<<<<

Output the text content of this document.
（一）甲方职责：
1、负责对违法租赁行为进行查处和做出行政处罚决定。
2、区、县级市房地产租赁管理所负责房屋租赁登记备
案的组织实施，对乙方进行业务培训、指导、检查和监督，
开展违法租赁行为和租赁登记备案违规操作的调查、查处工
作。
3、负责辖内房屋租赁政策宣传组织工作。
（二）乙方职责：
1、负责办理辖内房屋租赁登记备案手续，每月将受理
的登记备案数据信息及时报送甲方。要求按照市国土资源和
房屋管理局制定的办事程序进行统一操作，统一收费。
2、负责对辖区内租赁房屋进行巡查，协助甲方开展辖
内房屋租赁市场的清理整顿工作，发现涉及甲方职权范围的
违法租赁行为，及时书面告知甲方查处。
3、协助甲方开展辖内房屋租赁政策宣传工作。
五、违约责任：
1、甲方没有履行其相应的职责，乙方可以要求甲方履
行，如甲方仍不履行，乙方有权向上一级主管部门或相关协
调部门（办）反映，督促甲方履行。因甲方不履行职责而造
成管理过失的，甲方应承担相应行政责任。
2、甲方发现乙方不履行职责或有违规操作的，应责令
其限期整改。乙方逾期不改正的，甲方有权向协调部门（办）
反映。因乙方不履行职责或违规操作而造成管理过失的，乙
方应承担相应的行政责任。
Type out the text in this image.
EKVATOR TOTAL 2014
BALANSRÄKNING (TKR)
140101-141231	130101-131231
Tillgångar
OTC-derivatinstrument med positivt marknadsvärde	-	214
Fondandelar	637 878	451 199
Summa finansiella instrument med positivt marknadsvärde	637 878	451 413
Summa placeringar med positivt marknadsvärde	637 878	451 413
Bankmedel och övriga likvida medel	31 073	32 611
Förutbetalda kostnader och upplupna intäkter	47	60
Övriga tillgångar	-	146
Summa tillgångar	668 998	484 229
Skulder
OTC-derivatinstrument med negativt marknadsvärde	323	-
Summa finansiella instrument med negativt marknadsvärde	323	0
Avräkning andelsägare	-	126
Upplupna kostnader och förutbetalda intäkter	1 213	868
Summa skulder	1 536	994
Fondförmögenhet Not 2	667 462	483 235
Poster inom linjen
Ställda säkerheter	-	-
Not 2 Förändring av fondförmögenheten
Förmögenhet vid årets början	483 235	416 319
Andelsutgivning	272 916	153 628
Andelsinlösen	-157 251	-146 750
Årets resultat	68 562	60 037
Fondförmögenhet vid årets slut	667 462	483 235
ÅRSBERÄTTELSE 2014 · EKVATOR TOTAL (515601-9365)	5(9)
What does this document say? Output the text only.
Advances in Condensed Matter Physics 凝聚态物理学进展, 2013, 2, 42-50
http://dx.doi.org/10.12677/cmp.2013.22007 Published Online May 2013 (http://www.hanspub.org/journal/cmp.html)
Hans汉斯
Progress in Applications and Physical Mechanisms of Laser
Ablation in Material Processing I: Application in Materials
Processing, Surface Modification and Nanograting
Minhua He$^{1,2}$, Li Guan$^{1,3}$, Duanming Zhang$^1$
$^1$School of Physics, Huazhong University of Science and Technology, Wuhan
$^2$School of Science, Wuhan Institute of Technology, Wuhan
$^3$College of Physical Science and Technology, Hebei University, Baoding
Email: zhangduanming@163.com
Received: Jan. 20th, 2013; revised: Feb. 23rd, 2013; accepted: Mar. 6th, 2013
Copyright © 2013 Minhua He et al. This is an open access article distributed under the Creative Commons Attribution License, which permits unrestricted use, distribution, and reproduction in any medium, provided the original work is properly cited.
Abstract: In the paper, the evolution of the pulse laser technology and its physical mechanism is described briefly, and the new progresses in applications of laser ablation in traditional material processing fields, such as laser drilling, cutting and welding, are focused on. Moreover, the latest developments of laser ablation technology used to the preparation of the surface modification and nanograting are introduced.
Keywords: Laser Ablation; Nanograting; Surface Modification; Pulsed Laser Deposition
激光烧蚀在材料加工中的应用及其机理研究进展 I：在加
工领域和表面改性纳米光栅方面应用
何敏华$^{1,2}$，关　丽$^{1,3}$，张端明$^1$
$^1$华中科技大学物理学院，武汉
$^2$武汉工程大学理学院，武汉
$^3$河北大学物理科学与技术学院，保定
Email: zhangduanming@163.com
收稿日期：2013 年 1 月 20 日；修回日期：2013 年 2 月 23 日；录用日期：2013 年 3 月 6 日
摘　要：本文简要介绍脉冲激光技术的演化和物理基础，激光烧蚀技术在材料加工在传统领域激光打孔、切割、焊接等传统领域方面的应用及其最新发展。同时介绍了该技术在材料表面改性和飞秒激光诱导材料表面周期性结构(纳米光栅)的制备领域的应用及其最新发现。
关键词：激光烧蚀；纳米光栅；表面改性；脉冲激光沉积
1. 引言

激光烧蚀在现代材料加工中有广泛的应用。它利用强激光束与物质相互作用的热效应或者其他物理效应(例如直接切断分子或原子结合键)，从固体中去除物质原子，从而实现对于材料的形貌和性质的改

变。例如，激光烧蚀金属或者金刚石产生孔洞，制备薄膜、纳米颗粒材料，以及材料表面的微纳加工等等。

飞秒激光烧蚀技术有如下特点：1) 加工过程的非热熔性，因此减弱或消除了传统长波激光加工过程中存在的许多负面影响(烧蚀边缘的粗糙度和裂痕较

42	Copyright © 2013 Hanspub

>>>>

- _TASK DETAILS_
Lines from the records above that hold "TOTAL" are the ones to list.

- _RESPONSE TO THE TASK_
EKVATOR TOTAL 2014
ÅRSBERÄTTELSE 2014 · EKVATOR TOTAL (515601-9365)	5(9)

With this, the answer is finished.